Search the data for the string "retrorfum" and gather each line it is in.

— begin Data to use —

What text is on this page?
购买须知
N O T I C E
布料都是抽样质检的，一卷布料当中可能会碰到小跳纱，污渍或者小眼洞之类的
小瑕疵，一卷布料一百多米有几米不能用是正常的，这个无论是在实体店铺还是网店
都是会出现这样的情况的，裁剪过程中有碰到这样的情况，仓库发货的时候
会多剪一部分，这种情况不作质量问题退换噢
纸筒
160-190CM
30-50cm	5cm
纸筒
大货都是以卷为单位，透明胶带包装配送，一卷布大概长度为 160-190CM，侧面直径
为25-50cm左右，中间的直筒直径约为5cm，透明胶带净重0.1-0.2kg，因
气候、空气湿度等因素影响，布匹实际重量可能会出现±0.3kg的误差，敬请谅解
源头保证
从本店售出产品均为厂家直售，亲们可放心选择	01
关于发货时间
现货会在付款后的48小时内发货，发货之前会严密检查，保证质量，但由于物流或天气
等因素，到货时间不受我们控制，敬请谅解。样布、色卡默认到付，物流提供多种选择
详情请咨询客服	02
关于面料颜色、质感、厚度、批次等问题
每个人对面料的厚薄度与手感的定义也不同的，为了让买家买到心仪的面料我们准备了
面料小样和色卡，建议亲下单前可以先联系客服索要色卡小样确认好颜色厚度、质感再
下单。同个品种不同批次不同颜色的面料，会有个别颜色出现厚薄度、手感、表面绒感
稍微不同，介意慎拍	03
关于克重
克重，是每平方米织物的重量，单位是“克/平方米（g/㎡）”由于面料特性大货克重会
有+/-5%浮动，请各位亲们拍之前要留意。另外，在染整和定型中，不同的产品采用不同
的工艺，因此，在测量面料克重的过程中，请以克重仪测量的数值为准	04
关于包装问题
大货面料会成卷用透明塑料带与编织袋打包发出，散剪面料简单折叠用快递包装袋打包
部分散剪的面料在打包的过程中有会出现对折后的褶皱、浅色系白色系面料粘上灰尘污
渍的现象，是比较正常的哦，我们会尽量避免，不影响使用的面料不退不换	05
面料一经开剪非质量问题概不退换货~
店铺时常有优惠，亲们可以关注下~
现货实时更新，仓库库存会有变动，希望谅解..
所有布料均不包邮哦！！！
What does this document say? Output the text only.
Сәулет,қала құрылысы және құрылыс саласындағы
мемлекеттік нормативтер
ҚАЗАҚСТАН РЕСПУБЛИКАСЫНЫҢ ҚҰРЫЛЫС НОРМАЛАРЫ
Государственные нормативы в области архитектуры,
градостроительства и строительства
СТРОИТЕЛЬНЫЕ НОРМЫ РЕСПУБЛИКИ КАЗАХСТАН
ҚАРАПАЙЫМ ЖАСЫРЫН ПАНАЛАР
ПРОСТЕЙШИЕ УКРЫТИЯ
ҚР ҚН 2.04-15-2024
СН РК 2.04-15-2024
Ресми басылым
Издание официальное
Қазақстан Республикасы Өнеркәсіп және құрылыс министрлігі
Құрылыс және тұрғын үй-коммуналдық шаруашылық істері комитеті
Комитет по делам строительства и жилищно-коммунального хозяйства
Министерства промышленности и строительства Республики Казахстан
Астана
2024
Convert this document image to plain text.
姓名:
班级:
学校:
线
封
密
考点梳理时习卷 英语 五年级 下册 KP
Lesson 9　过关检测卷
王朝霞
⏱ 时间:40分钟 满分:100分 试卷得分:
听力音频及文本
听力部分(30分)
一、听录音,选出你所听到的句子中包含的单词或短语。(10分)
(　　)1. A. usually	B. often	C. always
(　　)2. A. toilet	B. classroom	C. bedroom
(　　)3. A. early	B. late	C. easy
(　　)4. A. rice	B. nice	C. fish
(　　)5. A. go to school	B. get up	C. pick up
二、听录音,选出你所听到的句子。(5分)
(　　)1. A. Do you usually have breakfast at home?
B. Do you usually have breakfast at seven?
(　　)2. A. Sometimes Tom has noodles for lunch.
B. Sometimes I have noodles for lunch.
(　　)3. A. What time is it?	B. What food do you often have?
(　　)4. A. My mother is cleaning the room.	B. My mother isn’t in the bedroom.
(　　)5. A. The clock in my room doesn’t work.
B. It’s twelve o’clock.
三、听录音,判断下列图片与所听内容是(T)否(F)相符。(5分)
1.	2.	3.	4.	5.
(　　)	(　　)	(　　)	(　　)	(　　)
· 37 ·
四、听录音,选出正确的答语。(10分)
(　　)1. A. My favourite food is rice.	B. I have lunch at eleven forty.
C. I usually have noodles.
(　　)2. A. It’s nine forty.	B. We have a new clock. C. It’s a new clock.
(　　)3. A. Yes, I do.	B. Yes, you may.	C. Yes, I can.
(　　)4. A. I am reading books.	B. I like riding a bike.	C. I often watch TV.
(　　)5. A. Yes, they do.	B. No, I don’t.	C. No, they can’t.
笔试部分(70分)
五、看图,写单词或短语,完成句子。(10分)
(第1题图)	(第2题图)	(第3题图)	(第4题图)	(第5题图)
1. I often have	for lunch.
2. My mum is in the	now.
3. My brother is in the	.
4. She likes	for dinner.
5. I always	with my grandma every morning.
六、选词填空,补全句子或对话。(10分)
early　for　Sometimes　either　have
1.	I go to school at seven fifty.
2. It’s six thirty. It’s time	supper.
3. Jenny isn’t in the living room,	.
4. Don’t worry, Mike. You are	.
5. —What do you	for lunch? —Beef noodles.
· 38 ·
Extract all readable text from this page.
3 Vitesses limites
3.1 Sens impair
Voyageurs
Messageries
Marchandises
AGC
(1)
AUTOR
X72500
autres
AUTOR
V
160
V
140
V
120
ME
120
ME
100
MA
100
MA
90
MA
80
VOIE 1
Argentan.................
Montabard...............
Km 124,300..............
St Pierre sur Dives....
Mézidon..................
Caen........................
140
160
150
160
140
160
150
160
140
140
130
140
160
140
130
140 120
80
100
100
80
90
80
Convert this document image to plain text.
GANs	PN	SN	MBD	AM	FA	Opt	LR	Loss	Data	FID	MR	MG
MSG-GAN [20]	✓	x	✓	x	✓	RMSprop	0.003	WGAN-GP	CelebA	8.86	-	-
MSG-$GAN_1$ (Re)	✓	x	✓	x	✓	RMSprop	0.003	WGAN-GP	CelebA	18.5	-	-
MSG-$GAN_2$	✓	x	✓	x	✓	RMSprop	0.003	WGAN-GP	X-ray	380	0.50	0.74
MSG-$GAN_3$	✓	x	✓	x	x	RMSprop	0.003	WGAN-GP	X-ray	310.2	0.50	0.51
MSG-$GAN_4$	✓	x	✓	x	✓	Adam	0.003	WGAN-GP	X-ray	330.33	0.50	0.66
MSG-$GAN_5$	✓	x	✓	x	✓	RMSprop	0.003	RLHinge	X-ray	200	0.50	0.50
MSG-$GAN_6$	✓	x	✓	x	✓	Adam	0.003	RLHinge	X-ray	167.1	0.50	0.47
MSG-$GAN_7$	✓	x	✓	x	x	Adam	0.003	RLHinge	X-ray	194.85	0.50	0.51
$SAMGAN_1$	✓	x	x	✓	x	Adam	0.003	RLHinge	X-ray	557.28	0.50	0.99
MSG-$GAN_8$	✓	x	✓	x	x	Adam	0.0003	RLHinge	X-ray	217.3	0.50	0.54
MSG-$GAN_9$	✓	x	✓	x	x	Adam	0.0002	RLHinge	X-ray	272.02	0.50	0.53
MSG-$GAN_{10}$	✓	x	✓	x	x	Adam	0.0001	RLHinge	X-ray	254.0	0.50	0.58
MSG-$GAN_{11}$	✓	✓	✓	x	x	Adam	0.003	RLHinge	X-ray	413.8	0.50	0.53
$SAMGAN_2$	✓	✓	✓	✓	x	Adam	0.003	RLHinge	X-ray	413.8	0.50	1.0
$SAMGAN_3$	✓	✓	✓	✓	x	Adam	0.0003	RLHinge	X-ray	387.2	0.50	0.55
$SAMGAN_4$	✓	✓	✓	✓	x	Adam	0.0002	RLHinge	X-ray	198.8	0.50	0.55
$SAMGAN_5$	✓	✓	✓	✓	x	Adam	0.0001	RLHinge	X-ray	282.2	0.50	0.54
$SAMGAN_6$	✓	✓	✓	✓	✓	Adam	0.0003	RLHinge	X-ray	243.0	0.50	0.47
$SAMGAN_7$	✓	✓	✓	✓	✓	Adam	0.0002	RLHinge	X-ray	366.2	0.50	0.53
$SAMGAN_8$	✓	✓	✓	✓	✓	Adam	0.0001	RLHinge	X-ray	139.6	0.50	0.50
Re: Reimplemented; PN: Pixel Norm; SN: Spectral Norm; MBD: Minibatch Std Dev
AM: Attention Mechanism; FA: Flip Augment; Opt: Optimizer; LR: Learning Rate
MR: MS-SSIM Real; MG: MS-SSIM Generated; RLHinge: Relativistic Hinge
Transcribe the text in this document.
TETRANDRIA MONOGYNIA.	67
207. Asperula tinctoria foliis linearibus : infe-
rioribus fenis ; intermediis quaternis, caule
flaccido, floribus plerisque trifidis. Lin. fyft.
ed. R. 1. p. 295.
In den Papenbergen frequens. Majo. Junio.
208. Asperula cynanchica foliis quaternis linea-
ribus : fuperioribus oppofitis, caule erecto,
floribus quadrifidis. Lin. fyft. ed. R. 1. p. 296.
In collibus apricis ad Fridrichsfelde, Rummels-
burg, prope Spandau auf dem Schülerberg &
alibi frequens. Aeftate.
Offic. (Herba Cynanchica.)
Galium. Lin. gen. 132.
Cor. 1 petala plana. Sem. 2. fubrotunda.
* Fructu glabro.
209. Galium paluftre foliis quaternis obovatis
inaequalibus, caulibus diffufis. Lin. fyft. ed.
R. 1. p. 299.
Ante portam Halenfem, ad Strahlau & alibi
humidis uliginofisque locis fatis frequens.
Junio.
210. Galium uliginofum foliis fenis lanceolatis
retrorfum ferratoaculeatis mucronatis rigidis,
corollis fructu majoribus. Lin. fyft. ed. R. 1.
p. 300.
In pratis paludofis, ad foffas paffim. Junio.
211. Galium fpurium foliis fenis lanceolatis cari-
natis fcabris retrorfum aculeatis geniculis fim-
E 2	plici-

— end Data to use —

**Task result:**
retrorfum ferratoaculeatis mucronatis rigidis,
natis fcabris retrorfum aculeatis geniculis fim-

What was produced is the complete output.